Canadian ice hockey player (born 2003)

Tucker Robertson (born June 22, 2003) is a Canadian professional ice hockey forward for the Bakersfield Condors of the American Hockey League (AHL). He was selected in the fourth round (123rd overall) by the Seattle Kraken in the 2022 NHL entry draft.

== Playing career ==

=== Junior ===
Robertson played junior hockey with the Toronto Marlboros of the Greater Toronto Hockey League (GTHL), starting in 2018. He won the OHL Gold Cup with GTHL Blue in 2019.

Robertson was drafted in the 2019 Ontario Hockey League (OHL) Priority Selection in the fourth round (72nd overall) by the Peterborough Petes. In his rookie OHL season, Robertson managed 8 goals and 10 assists for 18 points. In 2021, he was invited to play with the Carolina Hurricanes during the 2021 NHL Prospects Showcase. Robertson was then drafted 123rd overall by the Seattle Kraken in the 2022 NHL entry draft. During the 2022–23 season, Robertson scored 36 goals and notched 54 in 68 games, being the first Pete to record 90 points in a season since the 2002–03 season.

* _The task_
Write the next part of the Tucker Robertson article, picking up right after its final sentence. You won't need the rows that follow for this.

* _Extracted records_

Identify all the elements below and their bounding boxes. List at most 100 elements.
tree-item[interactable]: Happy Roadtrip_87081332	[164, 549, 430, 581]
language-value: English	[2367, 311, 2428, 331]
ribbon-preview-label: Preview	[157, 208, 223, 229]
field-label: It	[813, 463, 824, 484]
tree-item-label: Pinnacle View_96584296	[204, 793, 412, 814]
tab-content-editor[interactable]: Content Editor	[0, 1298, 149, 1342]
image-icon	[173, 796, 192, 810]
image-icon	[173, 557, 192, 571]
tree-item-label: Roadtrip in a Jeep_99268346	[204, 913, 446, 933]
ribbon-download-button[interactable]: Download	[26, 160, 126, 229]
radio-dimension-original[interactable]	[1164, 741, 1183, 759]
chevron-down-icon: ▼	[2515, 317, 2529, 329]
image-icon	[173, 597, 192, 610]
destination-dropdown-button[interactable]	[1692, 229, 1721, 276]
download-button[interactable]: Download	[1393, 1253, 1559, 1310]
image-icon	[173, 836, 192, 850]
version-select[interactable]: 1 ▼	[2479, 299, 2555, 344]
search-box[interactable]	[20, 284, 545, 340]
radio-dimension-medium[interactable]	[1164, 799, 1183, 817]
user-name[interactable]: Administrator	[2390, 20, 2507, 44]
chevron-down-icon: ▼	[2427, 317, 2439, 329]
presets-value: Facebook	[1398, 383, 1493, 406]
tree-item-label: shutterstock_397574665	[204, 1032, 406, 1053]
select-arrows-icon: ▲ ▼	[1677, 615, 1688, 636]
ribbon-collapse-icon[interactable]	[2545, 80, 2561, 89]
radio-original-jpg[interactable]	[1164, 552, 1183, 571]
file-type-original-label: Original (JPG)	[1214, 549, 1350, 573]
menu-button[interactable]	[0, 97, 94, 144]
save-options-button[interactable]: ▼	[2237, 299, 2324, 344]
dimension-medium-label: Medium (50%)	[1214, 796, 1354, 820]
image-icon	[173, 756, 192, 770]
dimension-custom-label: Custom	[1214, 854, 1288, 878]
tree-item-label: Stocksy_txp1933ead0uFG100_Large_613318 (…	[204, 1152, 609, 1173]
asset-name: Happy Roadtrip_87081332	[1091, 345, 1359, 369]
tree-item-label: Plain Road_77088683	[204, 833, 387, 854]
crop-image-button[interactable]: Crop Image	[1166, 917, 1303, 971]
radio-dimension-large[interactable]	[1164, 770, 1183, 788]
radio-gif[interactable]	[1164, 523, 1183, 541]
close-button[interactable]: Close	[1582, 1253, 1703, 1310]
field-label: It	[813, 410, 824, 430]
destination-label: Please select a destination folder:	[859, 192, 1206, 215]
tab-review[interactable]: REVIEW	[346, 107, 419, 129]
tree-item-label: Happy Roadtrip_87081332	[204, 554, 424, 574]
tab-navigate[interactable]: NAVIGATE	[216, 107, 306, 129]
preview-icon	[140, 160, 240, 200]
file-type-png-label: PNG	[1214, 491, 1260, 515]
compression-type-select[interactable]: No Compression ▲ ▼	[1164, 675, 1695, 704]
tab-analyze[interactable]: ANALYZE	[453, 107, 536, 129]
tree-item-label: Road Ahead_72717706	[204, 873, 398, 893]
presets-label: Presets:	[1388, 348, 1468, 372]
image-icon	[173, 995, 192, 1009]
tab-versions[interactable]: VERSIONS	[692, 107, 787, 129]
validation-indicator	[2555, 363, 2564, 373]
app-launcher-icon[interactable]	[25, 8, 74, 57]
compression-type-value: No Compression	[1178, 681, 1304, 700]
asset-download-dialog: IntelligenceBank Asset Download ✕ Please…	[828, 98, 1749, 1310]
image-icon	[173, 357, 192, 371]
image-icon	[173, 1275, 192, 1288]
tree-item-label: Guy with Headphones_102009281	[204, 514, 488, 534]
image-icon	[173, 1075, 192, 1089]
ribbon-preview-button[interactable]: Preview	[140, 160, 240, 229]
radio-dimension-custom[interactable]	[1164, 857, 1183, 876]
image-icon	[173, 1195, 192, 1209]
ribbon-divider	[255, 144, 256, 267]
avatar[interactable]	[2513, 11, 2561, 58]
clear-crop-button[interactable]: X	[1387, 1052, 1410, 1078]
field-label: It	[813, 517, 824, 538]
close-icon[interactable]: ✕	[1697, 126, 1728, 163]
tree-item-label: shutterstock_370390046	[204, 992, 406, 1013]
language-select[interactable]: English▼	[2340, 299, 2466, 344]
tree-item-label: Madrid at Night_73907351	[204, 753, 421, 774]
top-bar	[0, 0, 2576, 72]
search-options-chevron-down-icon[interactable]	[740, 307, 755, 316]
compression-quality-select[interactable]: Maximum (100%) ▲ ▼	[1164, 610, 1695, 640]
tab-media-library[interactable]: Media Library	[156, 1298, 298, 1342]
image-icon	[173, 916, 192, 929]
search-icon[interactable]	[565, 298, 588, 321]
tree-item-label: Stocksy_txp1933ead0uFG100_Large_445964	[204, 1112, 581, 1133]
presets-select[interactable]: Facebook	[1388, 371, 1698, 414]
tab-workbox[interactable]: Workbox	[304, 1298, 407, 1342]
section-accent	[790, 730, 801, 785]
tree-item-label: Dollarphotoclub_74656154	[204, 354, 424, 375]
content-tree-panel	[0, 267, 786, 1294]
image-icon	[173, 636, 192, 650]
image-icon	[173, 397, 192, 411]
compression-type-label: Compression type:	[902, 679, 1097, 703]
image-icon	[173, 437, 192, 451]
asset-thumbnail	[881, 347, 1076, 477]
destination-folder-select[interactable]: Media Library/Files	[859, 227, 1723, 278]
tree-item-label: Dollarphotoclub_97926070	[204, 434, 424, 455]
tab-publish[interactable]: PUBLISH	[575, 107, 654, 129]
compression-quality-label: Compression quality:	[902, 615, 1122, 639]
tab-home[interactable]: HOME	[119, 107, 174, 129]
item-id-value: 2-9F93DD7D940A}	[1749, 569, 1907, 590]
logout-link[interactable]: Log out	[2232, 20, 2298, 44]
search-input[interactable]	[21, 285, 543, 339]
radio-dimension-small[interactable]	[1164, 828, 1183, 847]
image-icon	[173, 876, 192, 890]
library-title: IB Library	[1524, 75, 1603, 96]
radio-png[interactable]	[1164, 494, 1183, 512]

* _Answer to the problem_
During the 2022–23 season, Robertson was named an alternate captain for the Petes.

=== Professional ===
Robertson signed a three-year, entry-level contract with the Kraken On July 6, 2023. At the start of the 2023–24 season, Robertson was sent down to the Kraken's American Hockey League (AHL) affiliate, the Coachella Valley Firebirds. On November 2, he was sent down to the Firebirds' ECHL affiliate, the Kansas City Mavericks.

On September 4, 2025, the Kraken traded Robertson to the Philadelphia Flyers in exchange for Jon-Randall Avon.

On August 6, 2026, Robertson having left the Flyers organization as a free agent was signed to a one-year AHL contract with the Bakersfield Condors, the primary affiliate to the Edmonton Oilers.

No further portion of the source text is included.